··· Records to process ···

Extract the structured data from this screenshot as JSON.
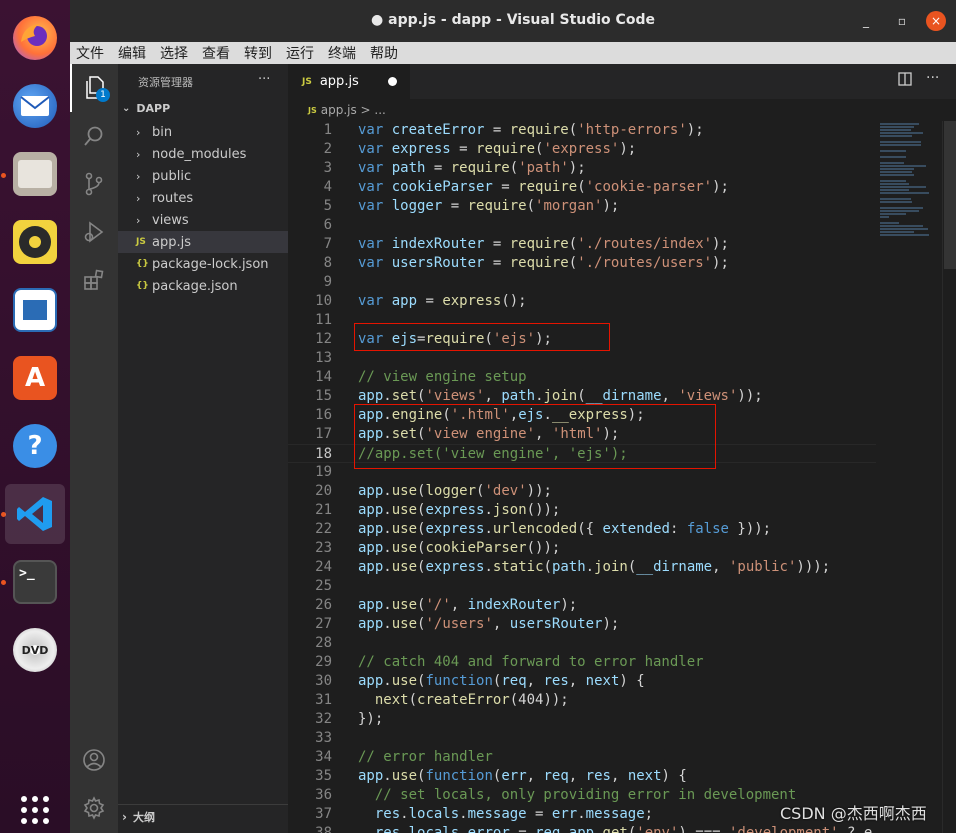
{
  "window": {
    "title": "● app.js - dapp - Visual Studio Code",
    "minimize": "_",
    "maximize": "▫",
    "close": "×"
  },
  "menu": [
    "文件",
    "编辑",
    "选择",
    "查看",
    "转到",
    "运行",
    "终端",
    "帮助"
  ],
  "activity": {
    "badge": "1"
  },
  "sidebar": {
    "title": "资源管理器",
    "more": "···",
    "root": "DAPP",
    "items": [
      {
        "label": "bin",
        "type": "folder"
      },
      {
        "label": "node_modules",
        "type": "folder"
      },
      {
        "label": "public",
        "type": "folder"
      },
      {
        "label": "routes",
        "type": "folder"
      },
      {
        "label": "views",
        "type": "folder"
      },
      {
        "label": "app.js",
        "type": "js"
      },
      {
        "label": "package-lock.json",
        "type": "json"
      },
      {
        "label": "package.json",
        "type": "json"
      }
    ],
    "outline": "大纲"
  },
  "tab": {
    "label": "app.js",
    "icon": "JS"
  },
  "breadcrumb": {
    "icon": "JS",
    "text": "app.js > ..."
  },
  "editor": {
    "current_line": 18,
    "lines": [
      {
        "n": "1",
        "t": [
          [
            "k",
            "var "
          ],
          [
            "v",
            "createError"
          ],
          [
            "p",
            " = "
          ],
          [
            "f",
            "require"
          ],
          [
            "p",
            "("
          ],
          [
            "s",
            "'http-errors'"
          ],
          [
            "p",
            ");"
          ]
        ]
      },
      {
        "n": "2",
        "t": [
          [
            "k",
            "var "
          ],
          [
            "v",
            "express"
          ],
          [
            "p",
            " = "
          ],
          [
            "f",
            "require"
          ],
          [
            "p",
            "("
          ],
          [
            "s",
            "'express'"
          ],
          [
            "p",
            ");"
          ]
        ]
      },
      {
        "n": "3",
        "t": [
          [
            "k",
            "var "
          ],
          [
            "v",
            "path"
          ],
          [
            "p",
            " = "
          ],
          [
            "f",
            "require"
          ],
          [
            "p",
            "("
          ],
          [
            "s",
            "'path'"
          ],
          [
            "p",
            ");"
          ]
        ]
      },
      {
        "n": "4",
        "t": [
          [
            "k",
            "var "
          ],
          [
            "v",
            "cookieParser"
          ],
          [
            "p",
            " = "
          ],
          [
            "f",
            "require"
          ],
          [
            "p",
            "("
          ],
          [
            "s",
            "'cookie-parser'"
          ],
          [
            "p",
            ");"
          ]
        ]
      },
      {
        "n": "5",
        "t": [
          [
            "k",
            "var "
          ],
          [
            "v",
            "logger"
          ],
          [
            "p",
            " = "
          ],
          [
            "f",
            "require"
          ],
          [
            "p",
            "("
          ],
          [
            "s",
            "'morgan'"
          ],
          [
            "p",
            ");"
          ]
        ]
      },
      {
        "n": "6",
        "t": []
      },
      {
        "n": "7",
        "t": [
          [
            "k",
            "var "
          ],
          [
            "v",
            "indexRouter"
          ],
          [
            "p",
            " = "
          ],
          [
            "f",
            "require"
          ],
          [
            "p",
            "("
          ],
          [
            "s",
            "'./routes/index'"
          ],
          [
            "p",
            ");"
          ]
        ]
      },
      {
        "n": "8",
        "t": [
          [
            "k",
            "var "
          ],
          [
            "v",
            "usersRouter"
          ],
          [
            "p",
            " = "
          ],
          [
            "f",
            "require"
          ],
          [
            "p",
            "("
          ],
          [
            "s",
            "'./routes/users'"
          ],
          [
            "p",
            ");"
          ]
        ]
      },
      {
        "n": "9",
        "t": []
      },
      {
        "n": "10",
        "t": [
          [
            "k",
            "var "
          ],
          [
            "v",
            "app"
          ],
          [
            "p",
            " = "
          ],
          [
            "f",
            "express"
          ],
          [
            "p",
            "();"
          ]
        ]
      },
      {
        "n": "11",
        "t": []
      },
      {
        "n": "12",
        "t": [
          [
            "k",
            "var "
          ],
          [
            "v",
            "ejs"
          ],
          [
            "p",
            "="
          ],
          [
            "f",
            "require"
          ],
          [
            "p",
            "("
          ],
          [
            "s",
            "'ejs'"
          ],
          [
            "p",
            ");"
          ]
        ]
      },
      {
        "n": "13",
        "t": []
      },
      {
        "n": "14",
        "t": [
          [
            "c",
            "// view engine setup"
          ]
        ]
      },
      {
        "n": "15",
        "t": [
          [
            "v",
            "app"
          ],
          [
            "p",
            "."
          ],
          [
            "f",
            "set"
          ],
          [
            "p",
            "("
          ],
          [
            "s",
            "'views'"
          ],
          [
            "p",
            ", "
          ],
          [
            "v",
            "path"
          ],
          [
            "p",
            "."
          ],
          [
            "f",
            "join"
          ],
          [
            "p",
            "("
          ],
          [
            "v",
            "__dirname"
          ],
          [
            "p",
            ", "
          ],
          [
            "s",
            "'views'"
          ],
          [
            "p",
            "));"
          ]
        ]
      },
      {
        "n": "16",
        "t": [
          [
            "v",
            "app"
          ],
          [
            "p",
            "."
          ],
          [
            "f",
            "engine"
          ],
          [
            "p",
            "("
          ],
          [
            "s",
            "'.html'"
          ],
          [
            "p",
            ","
          ],
          [
            "v",
            "ejs"
          ],
          [
            "p",
            "."
          ],
          [
            "f",
            "__express"
          ],
          [
            "p",
            ");"
          ]
        ]
      },
      {
        "n": "17",
        "t": [
          [
            "v",
            "app"
          ],
          [
            "p",
            "."
          ],
          [
            "f",
            "set"
          ],
          [
            "p",
            "("
          ],
          [
            "s",
            "'view engine'"
          ],
          [
            "p",
            ", "
          ],
          [
            "s",
            "'html'"
          ],
          [
            "p",
            ");"
          ]
        ]
      },
      {
        "n": "18",
        "t": [
          [
            "c",
            "//app.set('view engine', 'ejs');"
          ]
        ]
      },
      {
        "n": "19",
        "t": []
      },
      {
        "n": "20",
        "t": [
          [
            "v",
            "app"
          ],
          [
            "p",
            "."
          ],
          [
            "f",
            "use"
          ],
          [
            "p",
            "("
          ],
          [
            "f",
            "logger"
          ],
          [
            "p",
            "("
          ],
          [
            "s",
            "'dev'"
          ],
          [
            "p",
            "));"
          ]
        ]
      },
      {
        "n": "21",
        "t": [
          [
            "v",
            "app"
          ],
          [
            "p",
            "."
          ],
          [
            "f",
            "use"
          ],
          [
            "p",
            "("
          ],
          [
            "v",
            "express"
          ],
          [
            "p",
            "."
          ],
          [
            "f",
            "json"
          ],
          [
            "p",
            "());"
          ]
        ]
      },
      {
        "n": "22",
        "t": [
          [
            "v",
            "app"
          ],
          [
            "p",
            "."
          ],
          [
            "f",
            "use"
          ],
          [
            "p",
            "("
          ],
          [
            "v",
            "express"
          ],
          [
            "p",
            "."
          ],
          [
            "f",
            "urlencoded"
          ],
          [
            "p",
            "({ "
          ],
          [
            "v",
            "extended"
          ],
          [
            "p",
            ": "
          ],
          [
            "k",
            "false"
          ],
          [
            "p",
            " }));"
          ]
        ]
      },
      {
        "n": "23",
        "t": [
          [
            "v",
            "app"
          ],
          [
            "p",
            "."
          ],
          [
            "f",
            "use"
          ],
          [
            "p",
            "("
          ],
          [
            "f",
            "cookieParser"
          ],
          [
            "p",
            "());"
          ]
        ]
      },
      {
        "n": "24",
        "t": [
          [
            "v",
            "app"
          ],
          [
            "p",
            "."
          ],
          [
            "f",
            "use"
          ],
          [
            "p",
            "("
          ],
          [
            "v",
            "express"
          ],
          [
            "p",
            "."
          ],
          [
            "f",
            "static"
          ],
          [
            "p",
            "("
          ],
          [
            "v",
            "path"
          ],
          [
            "p",
            "."
          ],
          [
            "f",
            "join"
          ],
          [
            "p",
            "("
          ],
          [
            "v",
            "__dirname"
          ],
          [
            "p",
            ", "
          ],
          [
            "s",
            "'public'"
          ],
          [
            "p",
            ")));"
          ]
        ]
      },
      {
        "n": "25",
        "t": []
      },
      {
        "n": "26",
        "t": [
          [
            "v",
            "app"
          ],
          [
            "p",
            "."
          ],
          [
            "f",
            "use"
          ],
          [
            "p",
            "("
          ],
          [
            "s",
            "'/'"
          ],
          [
            "p",
            ", "
          ],
          [
            "v",
            "indexRouter"
          ],
          [
            "p",
            ");"
          ]
        ]
      },
      {
        "n": "27",
        "t": [
          [
            "v",
            "app"
          ],
          [
            "p",
            "."
          ],
          [
            "f",
            "use"
          ],
          [
            "p",
            "("
          ],
          [
            "s",
            "'/users'"
          ],
          [
            "p",
            ", "
          ],
          [
            "v",
            "usersRouter"
          ],
          [
            "p",
            ");"
          ]
        ]
      },
      {
        "n": "28",
        "t": []
      },
      {
        "n": "29",
        "t": [
          [
            "c",
            "// catch 404 and forward to error handler"
          ]
        ]
      },
      {
        "n": "30",
        "t": [
          [
            "v",
            "app"
          ],
          [
            "p",
            "."
          ],
          [
            "f",
            "use"
          ],
          [
            "p",
            "("
          ],
          [
            "k",
            "function"
          ],
          [
            "p",
            "("
          ],
          [
            "v",
            "req"
          ],
          [
            "p",
            ", "
          ],
          [
            "v",
            "res"
          ],
          [
            "p",
            ", "
          ],
          [
            "v",
            "next"
          ],
          [
            "p",
            ") {"
          ]
        ]
      },
      {
        "n": "31",
        "t": [
          [
            "p",
            "  "
          ],
          [
            "f",
            "next"
          ],
          [
            "p",
            "("
          ],
          [
            "f",
            "createError"
          ],
          [
            "p",
            "(404));"
          ]
        ]
      },
      {
        "n": "32",
        "t": [
          [
            "p",
            "});"
          ]
        ]
      },
      {
        "n": "33",
        "t": []
      },
      {
        "n": "34",
        "t": [
          [
            "c",
            "// error handler"
          ]
        ]
      },
      {
        "n": "35",
        "t": [
          [
            "v",
            "app"
          ],
          [
            "p",
            "."
          ],
          [
            "f",
            "use"
          ],
          [
            "p",
            "("
          ],
          [
            "k",
            "function"
          ],
          [
            "p",
            "("
          ],
          [
            "v",
            "err"
          ],
          [
            "p",
            ", "
          ],
          [
            "v",
            "req"
          ],
          [
            "p",
            ", "
          ],
          [
            "v",
            "res"
          ],
          [
            "p",
            ", "
          ],
          [
            "v",
            "next"
          ],
          [
            "p",
            ") {"
          ]
        ]
      },
      {
        "n": "36",
        "t": [
          [
            "c",
            "  // set locals, only providing error in development"
          ]
        ]
      },
      {
        "n": "37",
        "t": [
          [
            "p",
            "  "
          ],
          [
            "v",
            "res"
          ],
          [
            "p",
            "."
          ],
          [
            "v",
            "locals"
          ],
          [
            "p",
            "."
          ],
          [
            "v",
            "message"
          ],
          [
            "p",
            " = "
          ],
          [
            "v",
            "err"
          ],
          [
            "p",
            "."
          ],
          [
            "v",
            "message"
          ],
          [
            "p",
            ";"
          ]
        ]
      },
      {
        "n": "38",
        "t": [
          [
            "p",
            "  "
          ],
          [
            "v",
            "res"
          ],
          [
            "p",
            "."
          ],
          [
            "v",
            "locals"
          ],
          [
            "p",
            "."
          ],
          [
            "v",
            "error"
          ],
          [
            "p",
            " = "
          ],
          [
            "v",
            "req"
          ],
          [
            "p",
            "."
          ],
          [
            "v",
            "app"
          ],
          [
            "p",
            "."
          ],
          [
            "f",
            "get"
          ],
          [
            "p",
            "("
          ],
          [
            "s",
            "'env'"
          ],
          [
            "p",
            ") === "
          ],
          [
            "s",
            "'development'"
          ],
          [
            "p",
            " ? e"
          ]
        ]
      }
    ]
  },
  "watermark": "CSDN @杰西啊杰西"
}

···

• _To do_
Copy every line of the material in which the word "title" occurs.

• _Solution below_
    "title": "● app.js - dapp - Visual Studio Code",
    "title": "资源管理器",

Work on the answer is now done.